[Source data]:
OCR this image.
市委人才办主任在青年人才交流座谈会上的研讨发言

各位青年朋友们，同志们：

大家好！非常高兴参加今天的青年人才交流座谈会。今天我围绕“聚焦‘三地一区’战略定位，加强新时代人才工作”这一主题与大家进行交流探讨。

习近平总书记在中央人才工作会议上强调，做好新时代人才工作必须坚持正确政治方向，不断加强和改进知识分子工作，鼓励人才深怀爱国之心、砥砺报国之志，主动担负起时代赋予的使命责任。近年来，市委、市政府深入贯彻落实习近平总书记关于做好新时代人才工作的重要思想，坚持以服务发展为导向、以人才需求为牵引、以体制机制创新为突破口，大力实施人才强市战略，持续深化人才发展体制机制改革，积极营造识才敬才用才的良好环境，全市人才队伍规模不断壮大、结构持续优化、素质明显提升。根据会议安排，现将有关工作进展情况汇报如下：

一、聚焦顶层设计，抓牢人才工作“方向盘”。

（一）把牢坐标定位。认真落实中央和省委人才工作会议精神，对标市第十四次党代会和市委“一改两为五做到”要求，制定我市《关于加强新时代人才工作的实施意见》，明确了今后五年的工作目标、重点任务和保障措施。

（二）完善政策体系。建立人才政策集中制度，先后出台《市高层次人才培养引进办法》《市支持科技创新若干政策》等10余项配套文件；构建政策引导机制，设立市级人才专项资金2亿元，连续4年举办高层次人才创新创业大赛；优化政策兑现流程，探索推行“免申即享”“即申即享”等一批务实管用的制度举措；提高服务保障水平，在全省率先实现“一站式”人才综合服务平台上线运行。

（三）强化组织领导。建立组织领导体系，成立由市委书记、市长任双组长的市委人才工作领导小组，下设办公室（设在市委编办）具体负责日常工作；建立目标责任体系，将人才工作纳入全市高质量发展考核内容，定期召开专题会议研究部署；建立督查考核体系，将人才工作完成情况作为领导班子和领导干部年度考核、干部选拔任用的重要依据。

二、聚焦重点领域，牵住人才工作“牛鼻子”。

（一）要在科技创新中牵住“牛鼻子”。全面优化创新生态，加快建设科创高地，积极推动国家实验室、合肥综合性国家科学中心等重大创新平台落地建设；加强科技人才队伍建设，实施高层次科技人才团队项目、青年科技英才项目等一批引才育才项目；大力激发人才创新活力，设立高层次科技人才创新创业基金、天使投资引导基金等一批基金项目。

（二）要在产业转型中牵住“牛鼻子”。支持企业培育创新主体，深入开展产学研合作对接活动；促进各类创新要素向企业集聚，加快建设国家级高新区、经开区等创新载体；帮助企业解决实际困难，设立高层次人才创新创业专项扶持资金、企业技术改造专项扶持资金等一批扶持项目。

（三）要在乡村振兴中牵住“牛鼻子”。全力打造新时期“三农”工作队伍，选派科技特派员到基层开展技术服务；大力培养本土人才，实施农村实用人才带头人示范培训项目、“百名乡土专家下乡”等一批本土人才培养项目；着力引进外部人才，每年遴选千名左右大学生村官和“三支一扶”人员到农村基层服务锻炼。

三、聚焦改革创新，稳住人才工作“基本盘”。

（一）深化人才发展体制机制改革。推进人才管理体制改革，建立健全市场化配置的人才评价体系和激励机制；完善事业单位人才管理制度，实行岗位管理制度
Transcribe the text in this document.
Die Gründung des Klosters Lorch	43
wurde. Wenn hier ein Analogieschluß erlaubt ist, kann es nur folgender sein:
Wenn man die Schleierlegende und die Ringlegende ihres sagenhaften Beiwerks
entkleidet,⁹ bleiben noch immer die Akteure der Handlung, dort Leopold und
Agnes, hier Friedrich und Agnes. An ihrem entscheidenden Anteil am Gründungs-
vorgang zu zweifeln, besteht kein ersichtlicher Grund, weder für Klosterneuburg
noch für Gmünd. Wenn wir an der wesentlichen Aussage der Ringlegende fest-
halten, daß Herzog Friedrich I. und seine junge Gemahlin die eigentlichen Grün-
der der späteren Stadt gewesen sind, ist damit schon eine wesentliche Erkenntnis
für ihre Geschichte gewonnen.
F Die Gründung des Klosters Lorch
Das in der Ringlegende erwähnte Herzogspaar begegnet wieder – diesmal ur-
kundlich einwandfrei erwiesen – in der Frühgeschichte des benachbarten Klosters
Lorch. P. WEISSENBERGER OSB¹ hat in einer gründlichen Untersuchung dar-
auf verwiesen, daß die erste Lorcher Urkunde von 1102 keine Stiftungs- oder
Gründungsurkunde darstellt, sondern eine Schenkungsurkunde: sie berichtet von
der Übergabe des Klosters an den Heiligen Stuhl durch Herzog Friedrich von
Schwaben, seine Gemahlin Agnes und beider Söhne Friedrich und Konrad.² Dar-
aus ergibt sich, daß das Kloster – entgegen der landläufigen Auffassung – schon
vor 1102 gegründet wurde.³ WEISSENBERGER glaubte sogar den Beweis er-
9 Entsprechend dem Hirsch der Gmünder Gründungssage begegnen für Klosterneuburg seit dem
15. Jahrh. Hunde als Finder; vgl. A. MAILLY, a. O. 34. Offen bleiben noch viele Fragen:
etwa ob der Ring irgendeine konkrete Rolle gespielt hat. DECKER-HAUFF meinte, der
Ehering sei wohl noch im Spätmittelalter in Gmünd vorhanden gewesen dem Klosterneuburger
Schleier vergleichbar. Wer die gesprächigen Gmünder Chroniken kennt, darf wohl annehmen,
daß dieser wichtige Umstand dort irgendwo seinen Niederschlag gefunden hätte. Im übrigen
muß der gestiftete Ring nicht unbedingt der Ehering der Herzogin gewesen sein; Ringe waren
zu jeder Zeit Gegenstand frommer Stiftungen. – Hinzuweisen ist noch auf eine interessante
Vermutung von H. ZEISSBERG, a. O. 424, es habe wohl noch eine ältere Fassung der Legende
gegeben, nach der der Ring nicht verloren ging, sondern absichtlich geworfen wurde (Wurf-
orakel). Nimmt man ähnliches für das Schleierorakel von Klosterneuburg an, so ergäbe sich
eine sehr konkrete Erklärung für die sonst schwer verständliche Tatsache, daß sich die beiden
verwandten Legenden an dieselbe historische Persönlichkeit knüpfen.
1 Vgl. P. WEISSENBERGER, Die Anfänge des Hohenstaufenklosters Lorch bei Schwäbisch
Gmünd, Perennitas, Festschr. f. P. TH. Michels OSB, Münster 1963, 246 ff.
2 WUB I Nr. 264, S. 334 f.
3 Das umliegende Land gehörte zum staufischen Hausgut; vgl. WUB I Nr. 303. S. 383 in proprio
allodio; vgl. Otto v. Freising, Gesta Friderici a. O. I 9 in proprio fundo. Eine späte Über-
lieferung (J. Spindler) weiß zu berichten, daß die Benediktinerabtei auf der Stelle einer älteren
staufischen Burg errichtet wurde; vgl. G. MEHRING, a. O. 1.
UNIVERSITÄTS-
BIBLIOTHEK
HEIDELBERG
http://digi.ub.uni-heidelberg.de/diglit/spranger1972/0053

[GOAL]: Copy each line of the entries that includes the word "schon".

[SOLUTION TO THE EXERCISE]:
der der späteren Stadt gewesen sind, ist damit schon eine wesentliche Erkenntnis
aus ergibt sich, daß das Kloster – entgegen der landläufigen Auffassung – schon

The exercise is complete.